Reproduce every one of the following items line for line, without changing a single character.

───── GIVEN INFORMATION ─────

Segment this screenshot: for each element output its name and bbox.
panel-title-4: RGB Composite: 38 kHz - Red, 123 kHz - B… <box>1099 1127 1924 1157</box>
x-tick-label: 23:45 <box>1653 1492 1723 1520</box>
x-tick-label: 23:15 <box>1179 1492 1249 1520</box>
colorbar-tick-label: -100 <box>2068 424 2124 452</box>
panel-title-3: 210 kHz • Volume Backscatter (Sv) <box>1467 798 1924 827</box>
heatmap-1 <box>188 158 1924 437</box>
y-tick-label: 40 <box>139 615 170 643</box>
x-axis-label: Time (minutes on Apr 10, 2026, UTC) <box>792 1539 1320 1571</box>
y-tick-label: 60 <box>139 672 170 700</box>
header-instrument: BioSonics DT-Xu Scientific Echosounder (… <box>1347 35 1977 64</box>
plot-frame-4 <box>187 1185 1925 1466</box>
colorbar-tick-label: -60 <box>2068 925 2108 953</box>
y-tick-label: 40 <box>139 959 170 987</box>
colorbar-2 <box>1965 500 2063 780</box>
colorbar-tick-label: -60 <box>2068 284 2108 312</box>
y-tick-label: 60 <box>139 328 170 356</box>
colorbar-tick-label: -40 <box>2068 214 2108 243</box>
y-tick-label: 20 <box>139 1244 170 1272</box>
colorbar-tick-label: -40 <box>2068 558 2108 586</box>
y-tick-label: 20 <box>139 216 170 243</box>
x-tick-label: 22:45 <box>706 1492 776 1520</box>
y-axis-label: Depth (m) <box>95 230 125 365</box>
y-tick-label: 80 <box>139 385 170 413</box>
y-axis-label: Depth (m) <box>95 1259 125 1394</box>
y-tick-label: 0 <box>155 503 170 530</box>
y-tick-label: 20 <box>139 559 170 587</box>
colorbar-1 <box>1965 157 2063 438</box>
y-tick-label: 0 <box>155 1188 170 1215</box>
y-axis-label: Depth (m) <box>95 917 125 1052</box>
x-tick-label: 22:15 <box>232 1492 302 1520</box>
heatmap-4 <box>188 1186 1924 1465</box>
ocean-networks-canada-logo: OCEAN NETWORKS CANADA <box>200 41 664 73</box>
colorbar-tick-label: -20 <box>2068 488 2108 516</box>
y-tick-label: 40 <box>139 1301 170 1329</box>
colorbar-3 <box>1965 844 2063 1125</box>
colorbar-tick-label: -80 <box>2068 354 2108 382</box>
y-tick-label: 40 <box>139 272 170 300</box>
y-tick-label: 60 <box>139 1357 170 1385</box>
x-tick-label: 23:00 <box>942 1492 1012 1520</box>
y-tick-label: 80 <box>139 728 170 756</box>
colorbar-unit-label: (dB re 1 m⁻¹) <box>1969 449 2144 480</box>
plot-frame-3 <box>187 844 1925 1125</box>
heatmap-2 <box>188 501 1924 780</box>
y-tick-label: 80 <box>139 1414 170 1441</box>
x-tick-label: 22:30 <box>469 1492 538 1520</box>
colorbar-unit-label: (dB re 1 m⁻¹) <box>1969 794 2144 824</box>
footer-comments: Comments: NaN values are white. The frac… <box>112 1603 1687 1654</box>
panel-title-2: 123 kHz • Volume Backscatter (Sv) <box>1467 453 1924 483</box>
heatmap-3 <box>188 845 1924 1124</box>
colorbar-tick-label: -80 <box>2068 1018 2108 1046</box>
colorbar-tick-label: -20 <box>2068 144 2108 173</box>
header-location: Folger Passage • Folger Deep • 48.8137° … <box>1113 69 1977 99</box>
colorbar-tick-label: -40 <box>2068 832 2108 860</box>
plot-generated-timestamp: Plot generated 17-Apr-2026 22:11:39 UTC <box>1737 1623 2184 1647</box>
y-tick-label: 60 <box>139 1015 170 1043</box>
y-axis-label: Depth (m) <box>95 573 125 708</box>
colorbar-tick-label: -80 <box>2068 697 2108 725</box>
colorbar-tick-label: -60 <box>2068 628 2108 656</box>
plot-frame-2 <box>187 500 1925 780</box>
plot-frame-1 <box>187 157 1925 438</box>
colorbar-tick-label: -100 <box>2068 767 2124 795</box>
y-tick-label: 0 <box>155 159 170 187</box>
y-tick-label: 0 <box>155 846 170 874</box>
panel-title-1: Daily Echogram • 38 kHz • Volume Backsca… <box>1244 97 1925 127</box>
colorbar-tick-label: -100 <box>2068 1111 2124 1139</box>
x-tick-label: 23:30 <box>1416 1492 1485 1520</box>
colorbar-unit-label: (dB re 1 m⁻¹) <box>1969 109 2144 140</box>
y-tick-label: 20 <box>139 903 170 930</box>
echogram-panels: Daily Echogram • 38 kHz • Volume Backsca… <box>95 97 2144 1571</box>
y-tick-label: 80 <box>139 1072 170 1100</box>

─────

> RESULT OF THIS EXERCISE:
Segment this screenshot: for each element output its name and bbox.
panel-title-4: RGB Composite: 38 kHz - Red, 123 kHz - B… <box>1099 1127 1924 1157</box>
x-tick-label: 23:45 <box>1653 1492 1723 1520</box>
x-tick-label: 23:15 <box>1179 1492 1249 1520</box>
colorbar-tick-label: -100 <box>2068 424 2124 452</box>
panel-title-3: 210 kHz • Volume Backscatter (Sv) <box>1467 798 1924 827</box>
heatmap-1 <box>188 158 1924 437</box>
y-tick-label: 40 <box>139 615 170 643</box>
x-axis-label: Time (minutes on Apr 10, 2026, UTC) <box>792 1539 1320 1571</box>
y-tick-label: 60 <box>139 672 170 700</box>
header-instrument: BioSonics DT-Xu Scientific Echosounder (… <box>1347 35 1977 64</box>
plot-frame-4 <box>187 1185 1925 1466</box>
colorbar-tick-label: -60 <box>2068 925 2108 953</box>
y-tick-label: 40 <box>139 959 170 987</box>
colorbar-2 <box>1965 500 2063 780</box>
colorbar-tick-label: -60 <box>2068 284 2108 312</box>
y-tick-label: 60 <box>139 328 170 356</box>
colorbar-tick-label: -40 <box>2068 214 2108 243</box>
y-tick-label: 20 <box>139 1244 170 1272</box>
colorbar-tick-label: -40 <box>2068 558 2108 586</box>
y-tick-label: 20 <box>139 216 170 243</box>
x-tick-label: 22:45 <box>706 1492 776 1520</box>
y-axis-label: Depth (m) <box>95 230 125 365</box>
y-tick-label: 80 <box>139 385 170 413</box>
y-axis-label: Depth (m) <box>95 1259 125 1394</box>
y-tick-label: 0 <box>155 503 170 530</box>
y-tick-label: 20 <box>139 559 170 587</box>
colorbar-1 <box>1965 157 2063 438</box>
y-tick-label: 0 <box>155 1188 170 1215</box>
y-axis-label: Depth (m) <box>95 917 125 1052</box>
x-tick-label: 22:15 <box>232 1492 302 1520</box>
heatmap-4 <box>188 1186 1924 1465</box>
ocean-networks-canada-logo: OCEAN NETWORKS CANADA <box>200 41 664 73</box>
colorbar-tick-label: -20 <box>2068 488 2108 516</box>
y-tick-label: 40 <box>139 1301 170 1329</box>
colorbar-3 <box>1965 844 2063 1125</box>
colorbar-tick-label: -80 <box>2068 354 2108 382</box>
y-tick-label: 40 <box>139 272 170 300</box>
y-tick-label: 60 <box>139 1357 170 1385</box>
x-tick-label: 23:00 <box>942 1492 1012 1520</box>
y-tick-label: 80 <box>139 728 170 756</box>
colorbar-unit-label: (dB re 1 m⁻¹) <box>1969 449 2144 480</box>
plot-frame-3 <box>187 844 1925 1125</box>
heatmap-2 <box>188 501 1924 780</box>
y-tick-label: 80 <box>139 1414 170 1441</box>
x-tick-label: 22:30 <box>469 1492 538 1520</box>
colorbar-unit-label: (dB re 1 m⁻¹) <box>1969 794 2144 824</box>
footer-comments: Comments: NaN values are white. The frac… <box>112 1603 1687 1654</box>
panel-title-2: 123 kHz • Volume Backscatter (Sv) <box>1467 453 1924 483</box>
heatmap-3 <box>188 845 1924 1124</box>
colorbar-tick-label: -80 <box>2068 1018 2108 1046</box>
colorbar-tick-label: -20 <box>2068 144 2108 173</box>
header-location: Folger Passage • Folger Deep • 48.8137° … <box>1113 69 1977 99</box>
colorbar-tick-label: -40 <box>2068 832 2108 860</box>
plot-generated-timestamp: Plot generated 17-Apr-2026 22:11:39 UTC <box>1737 1623 2184 1647</box>
y-tick-label: 60 <box>139 1015 170 1043</box>
y-axis-label: Depth (m) <box>95 573 125 708</box>
colorbar-tick-label: -80 <box>2068 697 2108 725</box>
colorbar-tick-label: -60 <box>2068 628 2108 656</box>
plot-frame-2 <box>187 500 1925 780</box>
plot-frame-1 <box>187 157 1925 438</box>
colorbar-tick-label: -100 <box>2068 767 2124 795</box>
y-tick-label: 0 <box>155 159 170 187</box>
y-tick-label: 0 <box>155 846 170 874</box>
panel-title-1: Daily Echogram • 38 kHz • Volume Backsca… <box>1244 97 1925 127</box>
colorbar-tick-label: -100 <box>2068 1111 2124 1139</box>
x-tick-label: 23:30 <box>1416 1492 1485 1520</box>
colorbar-unit-label: (dB re 1 m⁻¹) <box>1969 109 2144 140</box>
y-tick-label: 20 <box>139 903 170 930</box>
echogram-panels: Daily Echogram • 38 kHz • Volume Backsca… <box>95 97 2144 1571</box>
y-tick-label: 80 <box>139 1072 170 1100</box>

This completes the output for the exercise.